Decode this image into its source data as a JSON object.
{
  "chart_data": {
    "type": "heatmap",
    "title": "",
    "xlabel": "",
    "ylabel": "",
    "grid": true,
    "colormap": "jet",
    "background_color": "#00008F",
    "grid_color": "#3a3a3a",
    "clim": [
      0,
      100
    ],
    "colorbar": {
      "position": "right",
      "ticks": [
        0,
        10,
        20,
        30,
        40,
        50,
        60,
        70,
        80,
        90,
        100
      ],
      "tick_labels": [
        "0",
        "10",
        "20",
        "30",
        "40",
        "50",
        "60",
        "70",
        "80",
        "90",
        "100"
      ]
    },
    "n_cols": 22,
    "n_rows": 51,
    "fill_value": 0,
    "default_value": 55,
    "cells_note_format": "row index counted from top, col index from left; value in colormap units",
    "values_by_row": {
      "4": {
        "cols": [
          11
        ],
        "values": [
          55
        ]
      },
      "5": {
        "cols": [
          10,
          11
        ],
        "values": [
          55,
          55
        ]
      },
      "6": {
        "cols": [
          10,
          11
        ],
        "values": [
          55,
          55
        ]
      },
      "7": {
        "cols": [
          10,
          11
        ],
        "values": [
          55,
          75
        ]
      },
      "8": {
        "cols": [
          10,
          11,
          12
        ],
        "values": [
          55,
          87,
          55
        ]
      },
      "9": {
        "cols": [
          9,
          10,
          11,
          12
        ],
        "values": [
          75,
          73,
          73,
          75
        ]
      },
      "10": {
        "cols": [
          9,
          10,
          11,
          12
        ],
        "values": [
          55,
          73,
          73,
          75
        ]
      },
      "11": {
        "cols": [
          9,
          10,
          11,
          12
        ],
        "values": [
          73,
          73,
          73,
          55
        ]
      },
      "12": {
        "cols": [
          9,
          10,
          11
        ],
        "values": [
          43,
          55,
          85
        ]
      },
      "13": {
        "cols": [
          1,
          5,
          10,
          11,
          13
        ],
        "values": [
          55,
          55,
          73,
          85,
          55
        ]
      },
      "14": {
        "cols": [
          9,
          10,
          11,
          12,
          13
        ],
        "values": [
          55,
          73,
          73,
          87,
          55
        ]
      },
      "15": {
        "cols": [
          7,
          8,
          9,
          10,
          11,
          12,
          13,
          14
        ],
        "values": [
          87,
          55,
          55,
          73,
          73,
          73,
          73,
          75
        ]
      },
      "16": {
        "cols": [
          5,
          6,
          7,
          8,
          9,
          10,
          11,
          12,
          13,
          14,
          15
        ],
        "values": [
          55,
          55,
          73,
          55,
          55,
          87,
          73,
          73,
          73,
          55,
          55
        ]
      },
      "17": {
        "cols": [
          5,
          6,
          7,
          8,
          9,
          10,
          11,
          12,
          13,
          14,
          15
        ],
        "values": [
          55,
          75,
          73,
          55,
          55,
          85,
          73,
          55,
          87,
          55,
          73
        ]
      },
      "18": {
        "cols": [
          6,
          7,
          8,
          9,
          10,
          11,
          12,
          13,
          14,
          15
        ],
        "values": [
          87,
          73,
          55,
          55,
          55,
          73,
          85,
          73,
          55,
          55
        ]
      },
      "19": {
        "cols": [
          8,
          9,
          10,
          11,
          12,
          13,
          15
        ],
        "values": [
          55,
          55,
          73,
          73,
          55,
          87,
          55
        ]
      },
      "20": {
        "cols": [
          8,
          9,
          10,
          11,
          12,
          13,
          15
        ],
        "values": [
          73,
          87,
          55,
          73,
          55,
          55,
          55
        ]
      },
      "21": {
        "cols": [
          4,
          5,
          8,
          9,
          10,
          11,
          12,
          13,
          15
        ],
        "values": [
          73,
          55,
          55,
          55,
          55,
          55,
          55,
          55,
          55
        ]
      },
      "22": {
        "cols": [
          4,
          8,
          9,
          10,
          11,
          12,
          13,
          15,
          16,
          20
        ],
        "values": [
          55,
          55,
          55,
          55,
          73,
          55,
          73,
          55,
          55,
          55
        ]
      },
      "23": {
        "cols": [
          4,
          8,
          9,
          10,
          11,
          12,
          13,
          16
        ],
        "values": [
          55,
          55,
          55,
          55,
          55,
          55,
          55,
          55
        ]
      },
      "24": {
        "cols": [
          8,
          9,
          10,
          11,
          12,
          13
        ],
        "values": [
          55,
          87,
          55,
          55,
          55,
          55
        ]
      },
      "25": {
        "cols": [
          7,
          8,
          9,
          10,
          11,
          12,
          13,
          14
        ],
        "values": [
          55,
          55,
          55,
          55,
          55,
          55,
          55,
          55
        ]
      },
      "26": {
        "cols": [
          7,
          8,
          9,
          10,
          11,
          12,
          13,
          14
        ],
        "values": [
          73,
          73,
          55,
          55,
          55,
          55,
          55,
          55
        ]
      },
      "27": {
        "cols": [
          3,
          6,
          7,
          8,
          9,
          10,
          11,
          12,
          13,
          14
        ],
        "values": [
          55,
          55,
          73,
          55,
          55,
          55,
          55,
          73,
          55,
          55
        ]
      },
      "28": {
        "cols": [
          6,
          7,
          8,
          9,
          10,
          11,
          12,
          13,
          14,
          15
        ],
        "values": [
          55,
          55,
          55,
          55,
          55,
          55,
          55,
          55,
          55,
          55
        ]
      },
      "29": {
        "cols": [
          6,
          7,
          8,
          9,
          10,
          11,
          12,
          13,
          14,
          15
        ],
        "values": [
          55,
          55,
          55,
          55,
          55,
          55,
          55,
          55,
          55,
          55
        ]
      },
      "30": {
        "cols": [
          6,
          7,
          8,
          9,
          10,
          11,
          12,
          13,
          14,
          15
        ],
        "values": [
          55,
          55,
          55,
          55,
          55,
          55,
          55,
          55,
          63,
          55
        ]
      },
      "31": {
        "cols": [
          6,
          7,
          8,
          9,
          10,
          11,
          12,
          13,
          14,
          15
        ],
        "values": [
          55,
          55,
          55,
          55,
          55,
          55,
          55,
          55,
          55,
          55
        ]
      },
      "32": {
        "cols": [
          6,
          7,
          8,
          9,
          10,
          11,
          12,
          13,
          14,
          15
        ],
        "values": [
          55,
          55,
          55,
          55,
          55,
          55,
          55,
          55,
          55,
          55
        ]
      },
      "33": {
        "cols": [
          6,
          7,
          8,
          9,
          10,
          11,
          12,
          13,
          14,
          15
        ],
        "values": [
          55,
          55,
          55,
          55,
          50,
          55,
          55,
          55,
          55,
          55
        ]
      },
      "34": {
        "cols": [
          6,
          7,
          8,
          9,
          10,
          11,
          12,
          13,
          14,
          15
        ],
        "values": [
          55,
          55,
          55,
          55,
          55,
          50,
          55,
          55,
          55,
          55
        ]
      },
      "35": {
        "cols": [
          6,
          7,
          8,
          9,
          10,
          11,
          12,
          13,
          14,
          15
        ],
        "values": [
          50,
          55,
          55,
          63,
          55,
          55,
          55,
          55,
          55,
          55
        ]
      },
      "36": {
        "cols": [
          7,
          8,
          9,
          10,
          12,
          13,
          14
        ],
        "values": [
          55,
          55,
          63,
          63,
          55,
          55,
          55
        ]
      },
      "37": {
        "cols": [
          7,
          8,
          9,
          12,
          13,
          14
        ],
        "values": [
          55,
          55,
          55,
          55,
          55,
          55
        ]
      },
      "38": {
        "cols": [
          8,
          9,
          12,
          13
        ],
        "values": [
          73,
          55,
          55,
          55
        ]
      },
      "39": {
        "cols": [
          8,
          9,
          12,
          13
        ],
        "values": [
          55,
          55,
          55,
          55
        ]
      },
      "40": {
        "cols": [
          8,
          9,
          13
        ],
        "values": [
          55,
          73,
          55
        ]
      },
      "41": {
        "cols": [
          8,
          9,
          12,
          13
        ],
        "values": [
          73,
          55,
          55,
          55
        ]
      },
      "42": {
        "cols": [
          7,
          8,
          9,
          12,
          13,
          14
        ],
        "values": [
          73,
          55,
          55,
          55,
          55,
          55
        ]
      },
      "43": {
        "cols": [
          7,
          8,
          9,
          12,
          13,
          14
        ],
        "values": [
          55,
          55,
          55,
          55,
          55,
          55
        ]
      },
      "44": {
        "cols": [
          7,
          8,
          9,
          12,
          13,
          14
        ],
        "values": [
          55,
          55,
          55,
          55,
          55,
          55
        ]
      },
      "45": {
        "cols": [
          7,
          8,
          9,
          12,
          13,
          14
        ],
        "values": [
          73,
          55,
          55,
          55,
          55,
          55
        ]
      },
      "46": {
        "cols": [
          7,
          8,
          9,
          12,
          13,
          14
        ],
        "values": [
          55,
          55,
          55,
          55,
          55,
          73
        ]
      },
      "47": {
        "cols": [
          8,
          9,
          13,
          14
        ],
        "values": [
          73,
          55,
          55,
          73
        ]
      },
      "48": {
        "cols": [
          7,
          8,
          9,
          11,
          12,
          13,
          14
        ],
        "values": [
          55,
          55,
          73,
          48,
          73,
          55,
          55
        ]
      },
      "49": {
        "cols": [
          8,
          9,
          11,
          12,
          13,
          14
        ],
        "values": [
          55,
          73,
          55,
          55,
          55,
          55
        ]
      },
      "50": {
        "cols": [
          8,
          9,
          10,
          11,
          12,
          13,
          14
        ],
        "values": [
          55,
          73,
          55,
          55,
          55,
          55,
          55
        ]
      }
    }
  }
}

▶ **AIM OF THE TASK**
Every line in the data that holds "colormap" should be copied out.

▶ **ANSWER TO THIS EXERCISE**
    "colormap": "jet",
    "cells_note_format": "row index counted from top, col index from left; value in colormap units",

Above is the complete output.